Information supplied
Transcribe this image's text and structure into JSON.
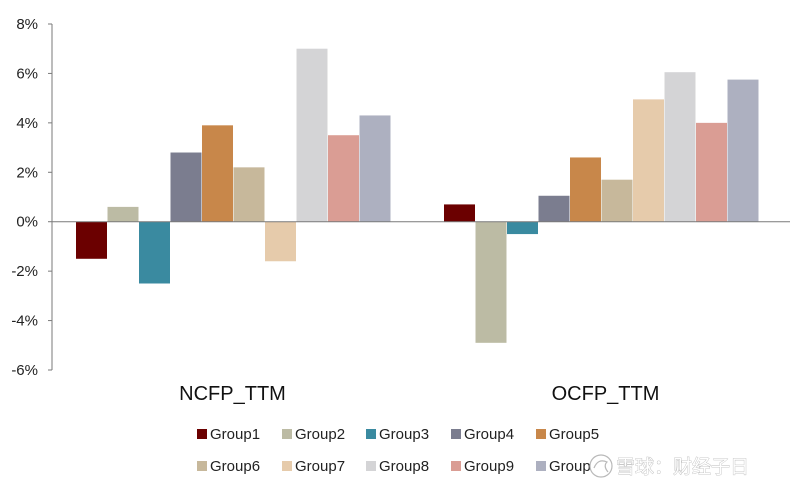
{
  "chart_data": {
    "type": "bar",
    "categories": [
      "NCFP_TTM",
      "OCFP_TTM"
    ],
    "series": [
      {
        "name": "Group1",
        "color": "#6b0000",
        "values": [
          -1.5,
          0.7
        ]
      },
      {
        "name": "Group2",
        "color": "#bcbba4",
        "values": [
          0.6,
          -4.9
        ]
      },
      {
        "name": "Group3",
        "color": "#3a8aa0",
        "values": [
          -2.5,
          -0.5
        ]
      },
      {
        "name": "Group4",
        "color": "#7b7d8f",
        "values": [
          2.8,
          1.05
        ]
      },
      {
        "name": "Group5",
        "color": "#c8874a",
        "values": [
          3.9,
          2.6
        ]
      },
      {
        "name": "Group6",
        "color": "#c7b89b",
        "values": [
          2.2,
          1.7
        ]
      },
      {
        "name": "Group7",
        "color": "#e6cbab",
        "values": [
          -1.6,
          4.95
        ]
      },
      {
        "name": "Group8",
        "color": "#d4d4d6",
        "values": [
          7.0,
          6.05
        ]
      },
      {
        "name": "Group9",
        "color": "#da9d94",
        "values": [
          3.5,
          4.0
        ]
      },
      {
        "name": "Group10",
        "color": "#adb0c0",
        "values": [
          4.3,
          5.75
        ]
      }
    ],
    "yticks": [
      "8%",
      "6%",
      "4%",
      "2%",
      "0%",
      "-2%",
      "-4%",
      "-6%"
    ],
    "ylim": [
      -6,
      8
    ],
    "title": "",
    "xlabel": "",
    "ylabel": "",
    "legend_position": "bottom",
    "grid": false
  },
  "watermark": {
    "text": "雪球：财经子日"
  }
}
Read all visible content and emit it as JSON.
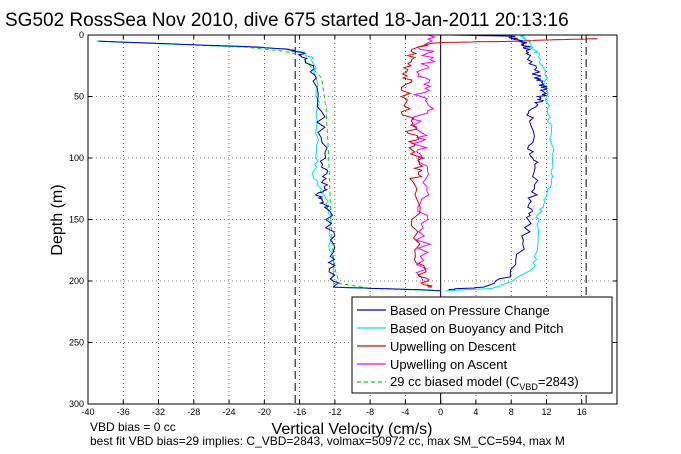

Stated problem
Scan the lines above for "color", then copy every one that has it.

Solution to this task
        "color": "#6b0000",
        "color": "#bcbba4",
        "color": "#3a8aa0",
        "color": "#7b7d8f",
        "color": "#c8874a",
        "color": "#c7b89b",
        "color": "#e6cbab",
        "color": "#d4d4d6",
        "color": "#da9d94",
        "color": "#adb0c0",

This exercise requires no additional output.